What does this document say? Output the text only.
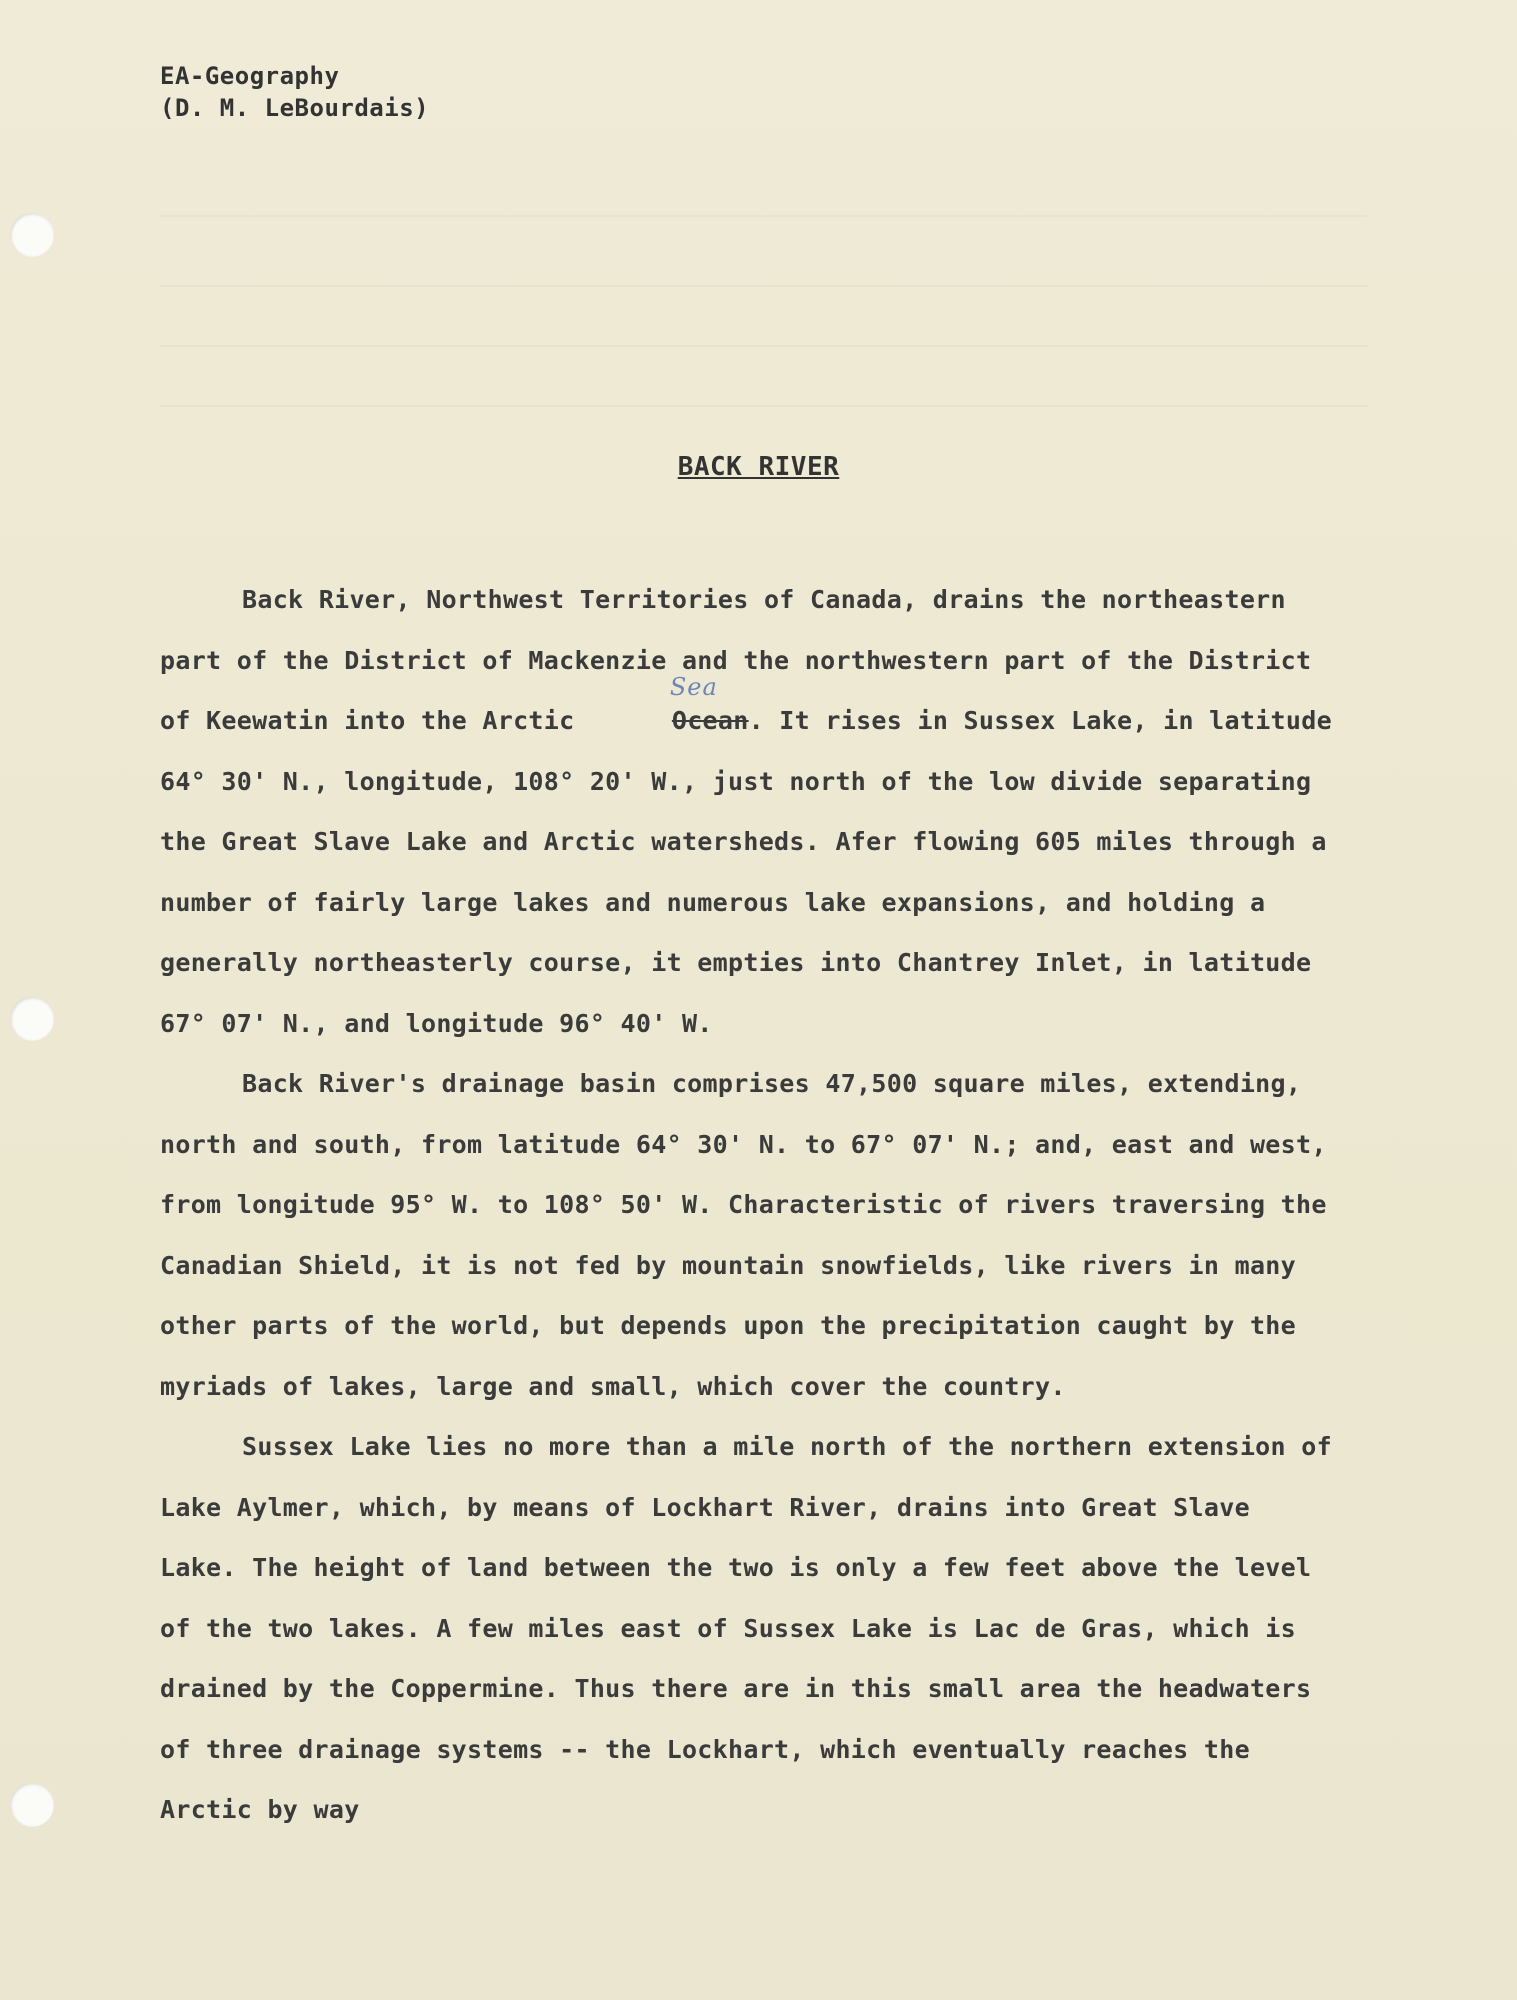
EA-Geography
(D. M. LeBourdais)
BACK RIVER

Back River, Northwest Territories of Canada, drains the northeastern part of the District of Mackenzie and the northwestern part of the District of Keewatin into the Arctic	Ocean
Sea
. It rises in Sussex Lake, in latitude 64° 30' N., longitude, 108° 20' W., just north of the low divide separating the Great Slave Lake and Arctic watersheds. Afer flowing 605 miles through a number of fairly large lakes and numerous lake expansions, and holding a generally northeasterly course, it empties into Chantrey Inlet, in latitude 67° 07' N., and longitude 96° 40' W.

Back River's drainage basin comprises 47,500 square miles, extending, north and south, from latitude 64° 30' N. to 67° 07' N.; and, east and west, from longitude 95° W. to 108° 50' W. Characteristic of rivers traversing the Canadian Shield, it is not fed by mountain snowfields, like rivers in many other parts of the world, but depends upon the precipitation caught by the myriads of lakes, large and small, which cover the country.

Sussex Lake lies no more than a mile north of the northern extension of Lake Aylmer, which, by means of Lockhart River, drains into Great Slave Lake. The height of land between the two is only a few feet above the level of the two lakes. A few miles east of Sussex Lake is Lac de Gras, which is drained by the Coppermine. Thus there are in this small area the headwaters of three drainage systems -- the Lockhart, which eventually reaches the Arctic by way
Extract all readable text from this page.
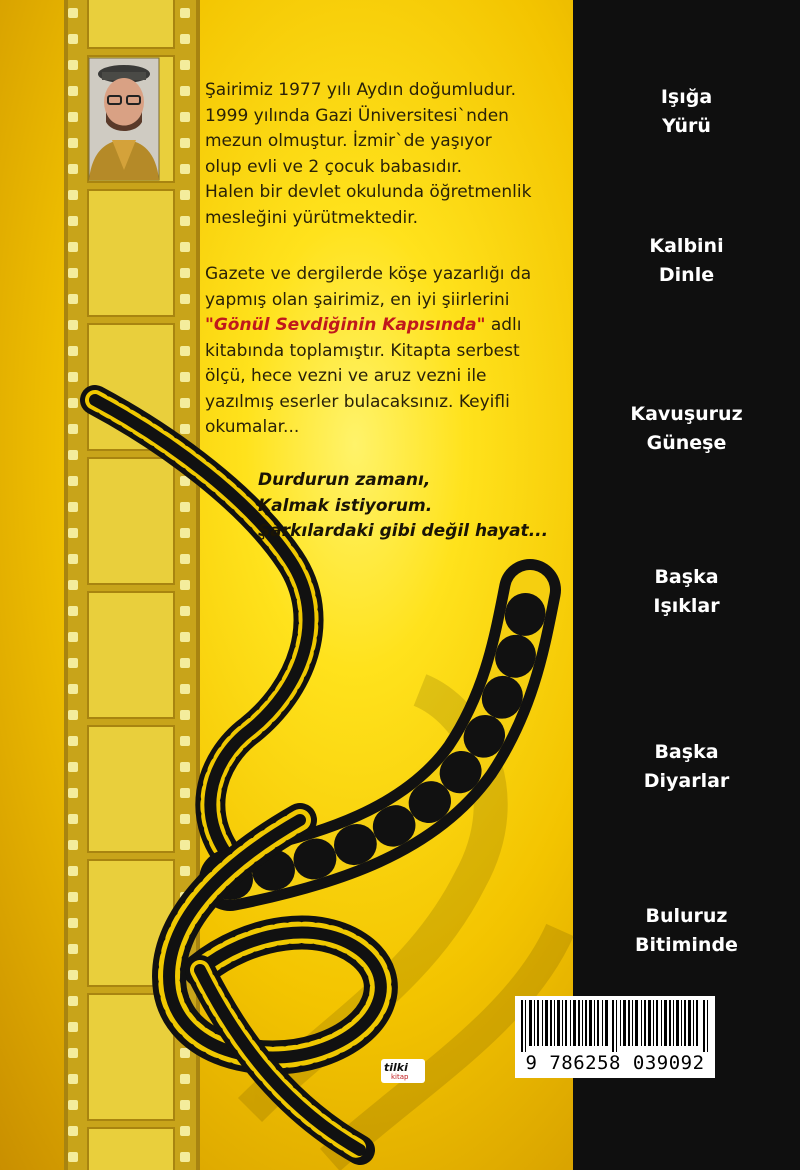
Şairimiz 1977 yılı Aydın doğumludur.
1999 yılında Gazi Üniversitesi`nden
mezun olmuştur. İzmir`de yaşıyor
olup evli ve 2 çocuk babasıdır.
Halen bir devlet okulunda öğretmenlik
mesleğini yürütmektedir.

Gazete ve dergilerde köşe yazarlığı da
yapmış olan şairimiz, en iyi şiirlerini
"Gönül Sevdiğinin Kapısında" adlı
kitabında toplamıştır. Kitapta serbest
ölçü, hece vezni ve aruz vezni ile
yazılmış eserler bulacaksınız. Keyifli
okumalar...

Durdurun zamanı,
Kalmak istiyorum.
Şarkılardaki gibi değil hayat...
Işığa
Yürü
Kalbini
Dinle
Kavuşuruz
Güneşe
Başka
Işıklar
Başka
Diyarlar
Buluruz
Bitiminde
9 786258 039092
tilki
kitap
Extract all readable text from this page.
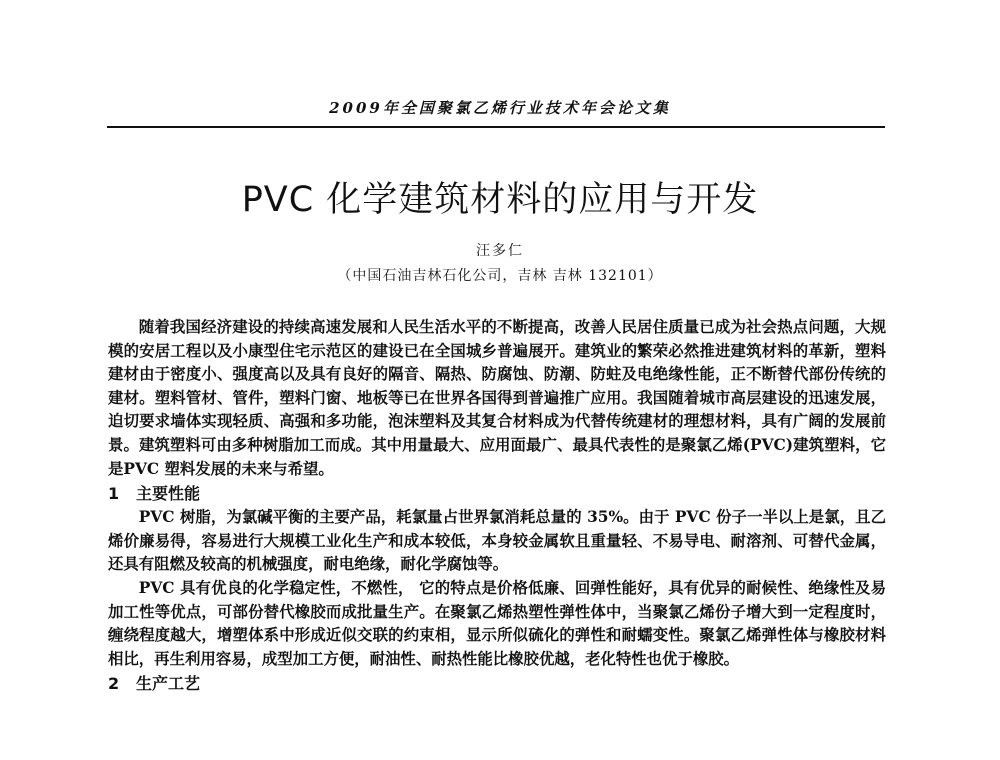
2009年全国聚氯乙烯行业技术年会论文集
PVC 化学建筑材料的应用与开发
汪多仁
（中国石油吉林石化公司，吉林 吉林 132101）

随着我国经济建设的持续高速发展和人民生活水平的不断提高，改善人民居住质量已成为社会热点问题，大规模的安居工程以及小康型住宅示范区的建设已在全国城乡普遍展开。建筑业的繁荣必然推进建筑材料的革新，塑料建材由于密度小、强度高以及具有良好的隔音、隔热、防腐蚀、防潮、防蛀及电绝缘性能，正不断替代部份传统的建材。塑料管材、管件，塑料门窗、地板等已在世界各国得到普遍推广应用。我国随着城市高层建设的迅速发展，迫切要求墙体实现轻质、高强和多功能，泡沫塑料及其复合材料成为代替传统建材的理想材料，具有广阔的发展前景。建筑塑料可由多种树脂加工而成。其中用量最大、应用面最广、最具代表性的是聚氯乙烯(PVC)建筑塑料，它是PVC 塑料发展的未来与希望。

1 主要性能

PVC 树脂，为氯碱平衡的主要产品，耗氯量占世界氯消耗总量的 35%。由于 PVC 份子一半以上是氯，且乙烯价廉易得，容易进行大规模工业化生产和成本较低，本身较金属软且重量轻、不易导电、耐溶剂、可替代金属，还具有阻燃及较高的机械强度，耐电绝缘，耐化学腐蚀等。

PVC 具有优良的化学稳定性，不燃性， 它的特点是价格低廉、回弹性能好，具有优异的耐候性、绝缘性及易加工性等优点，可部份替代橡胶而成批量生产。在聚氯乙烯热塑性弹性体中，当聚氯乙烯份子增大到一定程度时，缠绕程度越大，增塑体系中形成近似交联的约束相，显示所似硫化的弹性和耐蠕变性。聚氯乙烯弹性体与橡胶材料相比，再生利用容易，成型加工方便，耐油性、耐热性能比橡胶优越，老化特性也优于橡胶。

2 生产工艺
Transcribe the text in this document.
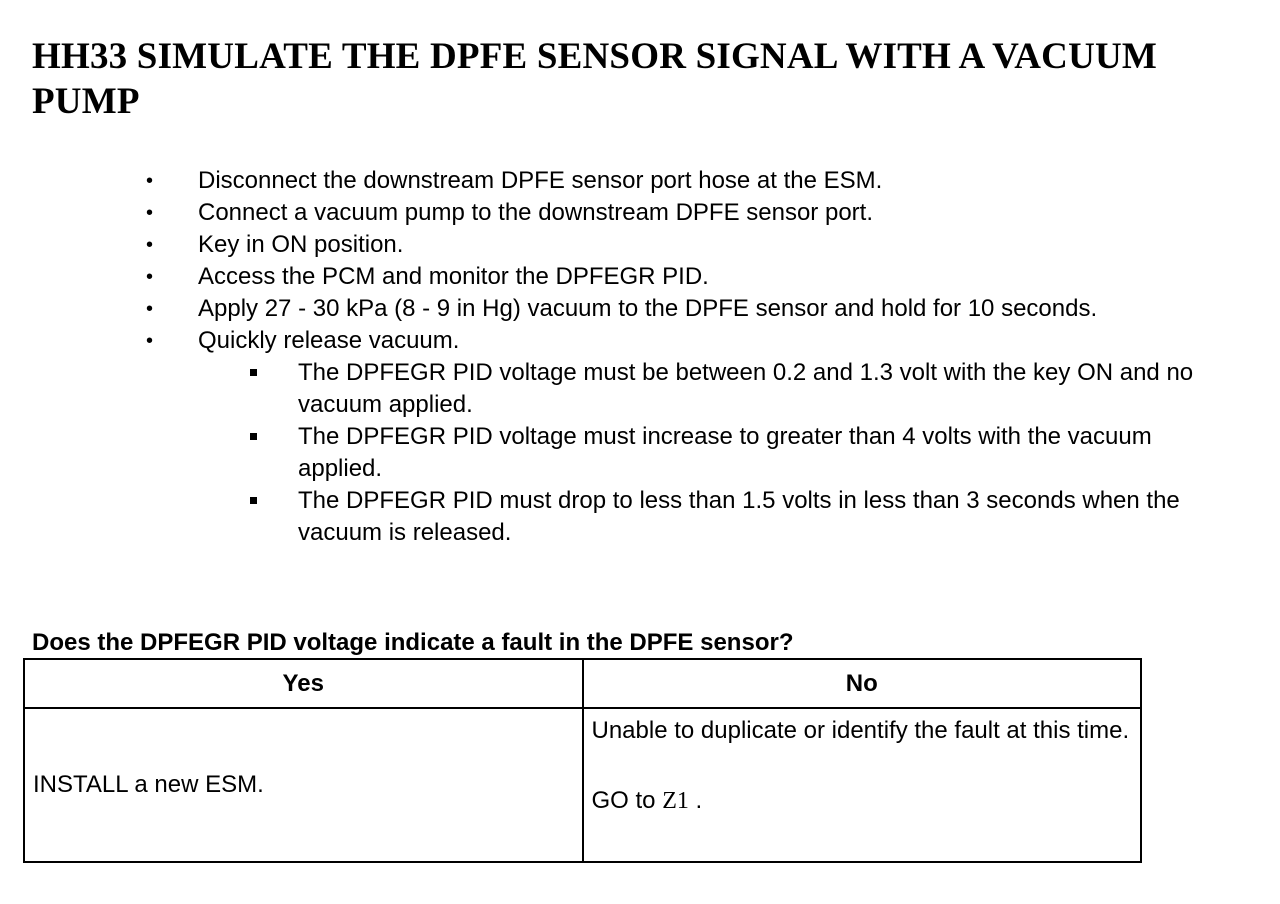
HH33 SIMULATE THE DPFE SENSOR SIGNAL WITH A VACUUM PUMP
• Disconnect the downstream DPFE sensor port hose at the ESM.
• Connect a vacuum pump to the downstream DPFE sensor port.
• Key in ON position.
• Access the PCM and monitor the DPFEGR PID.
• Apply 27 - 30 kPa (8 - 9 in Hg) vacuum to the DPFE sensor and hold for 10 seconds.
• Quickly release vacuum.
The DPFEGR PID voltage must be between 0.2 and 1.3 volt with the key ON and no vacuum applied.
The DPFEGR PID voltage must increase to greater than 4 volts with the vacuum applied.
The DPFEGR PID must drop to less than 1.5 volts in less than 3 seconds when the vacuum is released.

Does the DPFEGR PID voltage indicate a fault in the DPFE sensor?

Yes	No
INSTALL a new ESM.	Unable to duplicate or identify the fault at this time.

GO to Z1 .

────────

#### Exercise directions
Copy out every line from the records that has the word "text".

#### Task result
What does this document say? Output the text only.
Extract all readable text from this page.
Extract all readable text from this page.
Transcribe the text in this document.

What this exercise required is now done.